▶ [Challenge]:
Each entry below is to be printed verbatim.
──────── Data in this exercise
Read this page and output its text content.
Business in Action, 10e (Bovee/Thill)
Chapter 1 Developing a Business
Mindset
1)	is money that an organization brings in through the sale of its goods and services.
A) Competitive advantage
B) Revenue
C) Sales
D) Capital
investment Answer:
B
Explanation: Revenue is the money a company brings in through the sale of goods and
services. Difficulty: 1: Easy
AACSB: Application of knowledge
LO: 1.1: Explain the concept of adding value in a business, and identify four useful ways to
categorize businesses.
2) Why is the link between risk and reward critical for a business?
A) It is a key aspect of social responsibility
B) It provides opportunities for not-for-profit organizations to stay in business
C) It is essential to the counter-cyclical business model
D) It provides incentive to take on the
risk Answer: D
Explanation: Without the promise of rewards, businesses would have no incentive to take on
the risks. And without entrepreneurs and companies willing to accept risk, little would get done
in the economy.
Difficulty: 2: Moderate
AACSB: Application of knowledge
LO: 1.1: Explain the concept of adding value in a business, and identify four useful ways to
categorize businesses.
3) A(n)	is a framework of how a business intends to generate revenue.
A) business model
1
────────────────
▶ [Finished task]:
Read this page and output its text content.
Business in Action, 10e (Bovee/Thill)
Chapter 1 Developing a Business
Mindset
1)	is money that an organization brings in through the sale of its goods and services.
A) Competitive advantage
B) Revenue
C) Sales
D) Capital
investment Answer:
B
Explanation: Revenue is the money a company brings in through the sale of goods and
services. Difficulty: 1: Easy
AACSB: Application of knowledge
LO: 1.1: Explain the concept of adding value in a business, and identify four useful ways to
categorize businesses.
2) Why is the link between risk and reward critical for a business?
A) It is a key aspect of social responsibility
B) It provides opportunities for not-for-profit organizations to stay in business
C) It is essential to the counter-cyclical business model
D) It provides incentive to take on the
risk Answer: D
Explanation: Without the promise of rewards, businesses would have no incentive to take on
the risks. And without entrepreneurs and companies willing to accept risk, little would get done
in the economy.
Difficulty: 2: Moderate
AACSB: Application of knowledge
LO: 1.1: Explain the concept of adding value in a business, and identify four useful ways to
categorize businesses.
3) A(n)	is a framework of how a business intends to generate revenue.
A) business model
1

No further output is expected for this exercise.